Given data
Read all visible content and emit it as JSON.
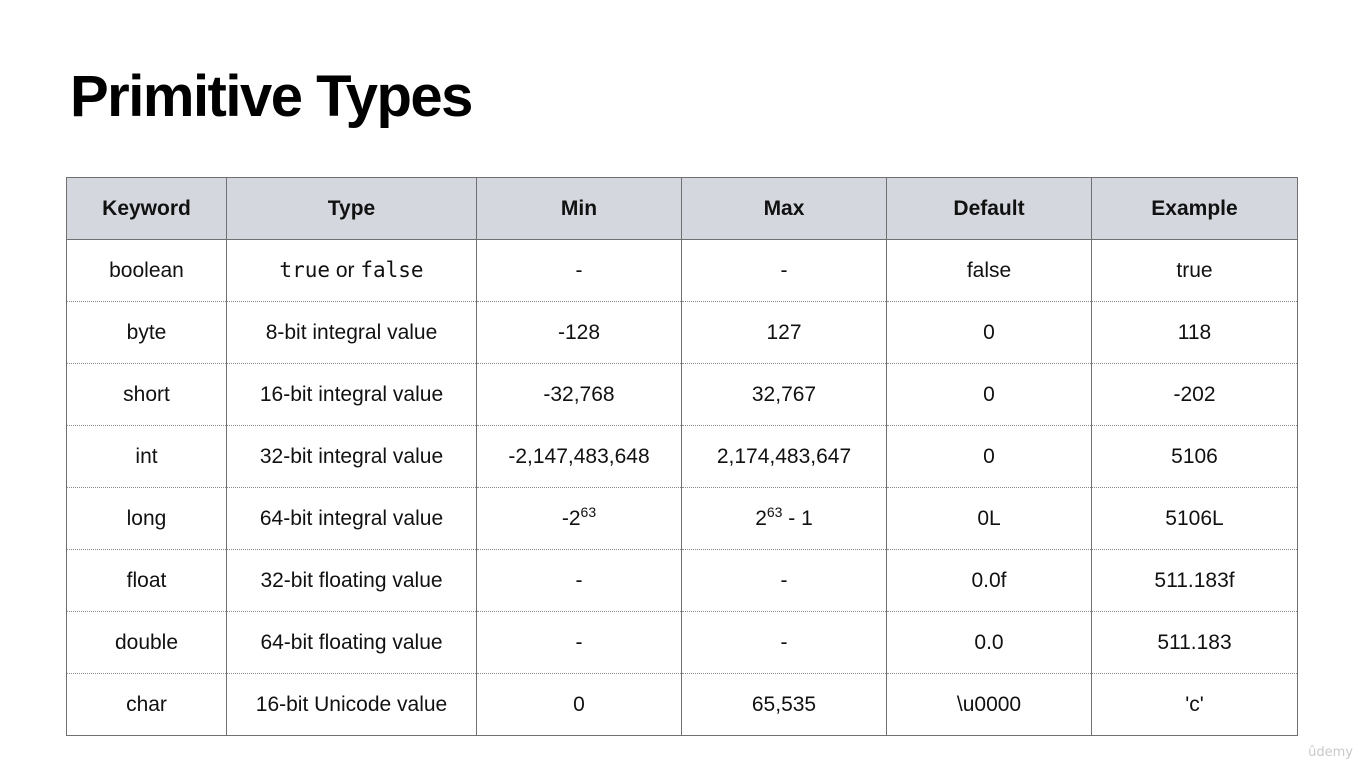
{
  "slide": {
    "title": "Primitive Types",
    "watermark": "ûdemy"
  },
  "table": {
    "headers": [
      "Keyword",
      "Type",
      "Min",
      "Max",
      "Default",
      "Example"
    ],
    "rows": [
      {
        "keyword": "boolean",
        "type_a": "true",
        "type_or": " or ",
        "type_b": "false",
        "min": "-",
        "max": "-",
        "default": "false",
        "example": "true"
      },
      {
        "keyword": "byte",
        "type": "8-bit integral value",
        "min": "-128",
        "max": "127",
        "default": "0",
        "example": "118"
      },
      {
        "keyword": "short",
        "type": "16-bit integral value",
        "min": "-32,768",
        "max": "32,767",
        "default": "0",
        "example": "-202"
      },
      {
        "keyword": "int",
        "type": "32-bit integral value",
        "min": "-2,147,483,648",
        "max": "2,174,483,647",
        "default": "0",
        "example": "5106"
      },
      {
        "keyword": "long",
        "type": "64-bit integral value",
        "min_base": "-2",
        "min_exp": "63",
        "max_base": "2",
        "max_exp": "63",
        "max_suffix": " - 1",
        "default": "0L",
        "example": "5106L"
      },
      {
        "keyword": "float",
        "type": "32-bit floating value",
        "min": "-",
        "max": "-",
        "default": "0.0f",
        "example": "511.183f"
      },
      {
        "keyword": "double",
        "type": "64-bit floating value",
        "min": "-",
        "max": "-",
        "default": "0.0",
        "example": "511.183"
      },
      {
        "keyword": "char",
        "type": "16-bit Unicode value",
        "min": "0",
        "max": "65,535",
        "default": "\\u0000",
        "example": "'c'"
      }
    ]
  }
}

Goal of the exercise
Every line of the data above should be quoted exactly. Omit the pictures.

Solution for this task
Read all visible content and emit it as JSON.
{
  "slide": {
    "title": "Primitive Types",
    "watermark": "ûdemy"
  },
  "table": {
    "headers": [
      "Keyword",
      "Type",
      "Min",
      "Max",
      "Default",
      "Example"
    ],
    "rows": [
      {
        "keyword": "boolean",
        "type_a": "true",
        "type_or": " or ",
        "type_b": "false",
        "min": "-",
        "max": "-",
        "default": "false",
        "example": "true"
      },
      {
        "keyword": "byte",
        "type": "8-bit integral value",
        "min": "-128",
        "max": "127",
        "default": "0",
        "example": "118"
      },
      {
        "keyword": "short",
        "type": "16-bit integral value",
        "min": "-32,768",
        "max": "32,767",
        "default": "0",
        "example": "-202"
      },
      {
        "keyword": "int",
        "type": "32-bit integral value",
        "min": "-2,147,483,648",
        "max": "2,174,483,647",
        "default": "0",
        "example": "5106"
      },
      {
        "keyword": "long",
        "type": "64-bit integral value",
        "min_base": "-2",
        "min_exp": "63",
        "max_base": "2",
        "max_exp": "63",
        "max_suffix": " - 1",
        "default": "0L",
        "example": "5106L"
      },
      {
        "keyword": "float",
        "type": "32-bit floating value",
        "min": "-",
        "max": "-",
        "default": "0.0f",
        "example": "511.183f"
      },
      {
        "keyword": "double",
        "type": "64-bit floating value",
        "min": "-",
        "max": "-",
        "default": "0.0",
        "example": "511.183"
      },
      {
        "keyword": "char",
        "type": "16-bit Unicode value",
        "min": "0",
        "max": "65,535",
        "default": "\\u0000",
        "example": "'c'"
      }
    ]
  }
}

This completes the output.